SELECTED EXCERPT:

** Begin **

Content Negotiation with Cloudflare Workers
                                Thu Jun 23 2022
A neat power from 1995 that we can use to provide better user experience to web
                               browsers and APIs
--------------------------------------------------------------------------------

Content Negotiation with Cloudflare Workers
===========================================

Published Jun 23, 2022 - 16 min read

/-------------- Table of contents --------------\
| Table of contents                             |
| * Content Negotiation with Cloudflare Workers |
| * Brief reflection on its origins             |
| * Negotiating Requests in practice            |
| * Browsers again                              |
| * Cloudflare Workers                          |
| * Conclusion                                  |
\-----------------------------------------------/

A neat feature exists on the web, since the web 1.0 days in fact! Content
Negotiation [L1] is a way for a user agent (think browser) to say I can take or
handle these things please!

Content negotiation was first codified in RFC2068 [L2] section 14.1 in 1997,
originally drafted in 1995. This header, the Accept header goes waaaay back..

** End **

(Region annotation records)
** Begin **

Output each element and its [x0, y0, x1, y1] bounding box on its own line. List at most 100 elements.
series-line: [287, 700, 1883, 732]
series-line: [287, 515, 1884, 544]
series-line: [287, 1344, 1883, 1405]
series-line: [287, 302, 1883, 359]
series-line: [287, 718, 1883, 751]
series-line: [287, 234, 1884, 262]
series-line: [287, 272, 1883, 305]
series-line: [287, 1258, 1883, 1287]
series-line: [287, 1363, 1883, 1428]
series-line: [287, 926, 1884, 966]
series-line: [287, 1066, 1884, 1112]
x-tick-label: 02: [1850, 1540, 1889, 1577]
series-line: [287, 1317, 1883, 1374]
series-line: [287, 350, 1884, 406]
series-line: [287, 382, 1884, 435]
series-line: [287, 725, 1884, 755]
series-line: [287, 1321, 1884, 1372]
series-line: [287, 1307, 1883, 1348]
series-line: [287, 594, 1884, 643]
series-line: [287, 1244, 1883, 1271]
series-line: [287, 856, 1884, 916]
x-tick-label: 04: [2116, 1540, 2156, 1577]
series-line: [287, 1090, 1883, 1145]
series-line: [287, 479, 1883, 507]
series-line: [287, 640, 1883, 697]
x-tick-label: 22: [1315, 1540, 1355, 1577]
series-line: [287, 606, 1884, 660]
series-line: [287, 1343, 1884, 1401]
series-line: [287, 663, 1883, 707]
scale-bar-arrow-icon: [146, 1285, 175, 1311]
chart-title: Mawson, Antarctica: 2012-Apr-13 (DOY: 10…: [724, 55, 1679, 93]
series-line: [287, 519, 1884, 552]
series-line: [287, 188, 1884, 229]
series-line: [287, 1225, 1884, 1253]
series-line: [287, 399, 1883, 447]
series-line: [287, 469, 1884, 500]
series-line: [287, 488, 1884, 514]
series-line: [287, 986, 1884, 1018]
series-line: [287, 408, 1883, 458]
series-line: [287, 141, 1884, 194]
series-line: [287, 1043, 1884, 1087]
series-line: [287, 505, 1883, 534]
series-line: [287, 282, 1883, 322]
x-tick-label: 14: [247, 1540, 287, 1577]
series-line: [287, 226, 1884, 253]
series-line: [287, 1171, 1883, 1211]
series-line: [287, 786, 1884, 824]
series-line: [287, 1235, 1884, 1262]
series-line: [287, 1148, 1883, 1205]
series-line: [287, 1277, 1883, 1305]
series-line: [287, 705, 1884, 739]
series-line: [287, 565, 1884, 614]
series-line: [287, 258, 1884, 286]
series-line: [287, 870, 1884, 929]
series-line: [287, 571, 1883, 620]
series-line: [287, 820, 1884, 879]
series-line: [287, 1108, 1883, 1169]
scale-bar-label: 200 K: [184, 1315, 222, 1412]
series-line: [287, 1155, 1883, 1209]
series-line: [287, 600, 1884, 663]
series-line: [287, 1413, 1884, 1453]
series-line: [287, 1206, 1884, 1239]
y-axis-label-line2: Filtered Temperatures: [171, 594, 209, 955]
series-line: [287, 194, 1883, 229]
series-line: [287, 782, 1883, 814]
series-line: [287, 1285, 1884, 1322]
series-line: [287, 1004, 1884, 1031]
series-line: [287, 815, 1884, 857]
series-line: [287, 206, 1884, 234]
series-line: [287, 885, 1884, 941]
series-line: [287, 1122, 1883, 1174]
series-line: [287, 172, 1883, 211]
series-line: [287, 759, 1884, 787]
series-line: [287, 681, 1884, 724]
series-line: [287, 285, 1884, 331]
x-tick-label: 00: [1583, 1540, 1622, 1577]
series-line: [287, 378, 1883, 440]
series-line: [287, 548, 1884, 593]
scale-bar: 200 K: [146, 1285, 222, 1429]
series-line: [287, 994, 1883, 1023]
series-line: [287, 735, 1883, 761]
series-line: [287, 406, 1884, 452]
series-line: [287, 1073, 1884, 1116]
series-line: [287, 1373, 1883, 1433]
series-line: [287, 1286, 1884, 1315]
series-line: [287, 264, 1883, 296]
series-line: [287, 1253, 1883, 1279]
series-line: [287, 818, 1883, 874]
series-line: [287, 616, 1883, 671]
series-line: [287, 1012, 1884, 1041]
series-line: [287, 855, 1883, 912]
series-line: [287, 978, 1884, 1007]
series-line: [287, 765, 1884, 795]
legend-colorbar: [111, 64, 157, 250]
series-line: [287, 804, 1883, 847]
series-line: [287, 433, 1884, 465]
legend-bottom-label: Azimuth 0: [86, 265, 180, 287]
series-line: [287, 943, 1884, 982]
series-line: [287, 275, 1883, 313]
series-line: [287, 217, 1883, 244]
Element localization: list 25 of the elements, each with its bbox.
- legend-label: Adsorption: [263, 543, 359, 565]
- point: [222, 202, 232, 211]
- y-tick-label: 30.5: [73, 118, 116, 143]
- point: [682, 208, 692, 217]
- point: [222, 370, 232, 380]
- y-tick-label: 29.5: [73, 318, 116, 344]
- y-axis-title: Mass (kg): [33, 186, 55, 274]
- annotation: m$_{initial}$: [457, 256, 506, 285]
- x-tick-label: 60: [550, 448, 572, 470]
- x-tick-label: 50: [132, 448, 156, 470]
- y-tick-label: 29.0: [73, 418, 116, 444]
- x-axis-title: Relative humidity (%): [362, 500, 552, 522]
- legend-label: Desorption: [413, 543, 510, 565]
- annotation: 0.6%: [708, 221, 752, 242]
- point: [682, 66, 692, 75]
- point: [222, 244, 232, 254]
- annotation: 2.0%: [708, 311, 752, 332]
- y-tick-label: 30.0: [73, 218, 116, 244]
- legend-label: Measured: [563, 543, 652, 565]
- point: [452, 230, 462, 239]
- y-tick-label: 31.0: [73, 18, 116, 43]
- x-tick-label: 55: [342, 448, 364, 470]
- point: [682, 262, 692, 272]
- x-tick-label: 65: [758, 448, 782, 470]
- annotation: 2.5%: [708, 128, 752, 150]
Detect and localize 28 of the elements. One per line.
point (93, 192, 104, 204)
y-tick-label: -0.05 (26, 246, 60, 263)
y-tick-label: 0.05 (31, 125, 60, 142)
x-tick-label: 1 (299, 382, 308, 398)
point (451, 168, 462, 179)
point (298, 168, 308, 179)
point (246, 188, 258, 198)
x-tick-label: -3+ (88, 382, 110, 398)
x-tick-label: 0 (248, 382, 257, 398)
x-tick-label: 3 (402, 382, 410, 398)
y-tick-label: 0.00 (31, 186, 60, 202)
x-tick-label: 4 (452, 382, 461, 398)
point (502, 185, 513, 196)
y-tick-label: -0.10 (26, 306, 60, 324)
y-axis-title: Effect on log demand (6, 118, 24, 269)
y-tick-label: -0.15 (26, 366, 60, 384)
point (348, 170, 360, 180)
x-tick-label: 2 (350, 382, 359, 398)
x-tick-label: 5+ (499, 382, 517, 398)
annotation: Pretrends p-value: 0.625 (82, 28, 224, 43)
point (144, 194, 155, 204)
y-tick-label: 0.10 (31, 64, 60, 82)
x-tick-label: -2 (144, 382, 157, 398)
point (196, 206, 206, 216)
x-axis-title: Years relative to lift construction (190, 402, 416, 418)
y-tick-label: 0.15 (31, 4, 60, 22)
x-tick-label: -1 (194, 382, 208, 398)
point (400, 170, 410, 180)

** End **

TASK SET:
[1] According to the post on content negotiation with Cloudflare Workers, in which RFC and which year was content negotiation first codified?
[2] Pick up the post on content negotiation with Cloudflare Workers right after its last sentence and keep writing it.

ANSWERS PER TASK:
[1] RFC2068 (section 14.1), in 1997.

[2]
Along with Accept came a few others, like Accept-Language, Accept-Charset,
Accept-Encoding. I will be focusing on Accept.

In practice, the browser sends a prioritized list of "MIME Content-Types" (see
RFC1341 [L3] from 1992) and the server must decide which content to send back.
If the Content-Type header is omitted or no matches are found, the */* option is
used. Generally, the */* option means "I'll take whatever you'll give me".

[I1: Flow chart of content negotiation]

Though, the example above is more relevant to emails than browsers. What
browsers out there ask for text first? None. Emails can receive multiple content
-type bodies at once, and it is up to the client to choose which to give to the
user.

/[cendyne: bullshit2]----------------------------------------------------------\
| It's generally a good idea to provide both a plain text in addition to HTML  |
| content when sending email.                                                  |
| [I2: USPS does not send plaintext with HTML emails]                          |
\------------------------------------------------------------------------------/

So here we see Content negotiation for humans isn't actually all that useful.

Wait, so why am I writing about something useless?

It is useful! But for programs rather than humans!

Brief reflection on its origins
-------------------------------

Back in 1995 when RFC2068 [L2] was still being drafted, I think they had big
dreams about the web.

We didn't know how powerful browsers would become, that Google Chrome became the
basis for nearly all browsers [L4], and many applications through Electron [L5] 
or even be wrapped in a light operating system [L6].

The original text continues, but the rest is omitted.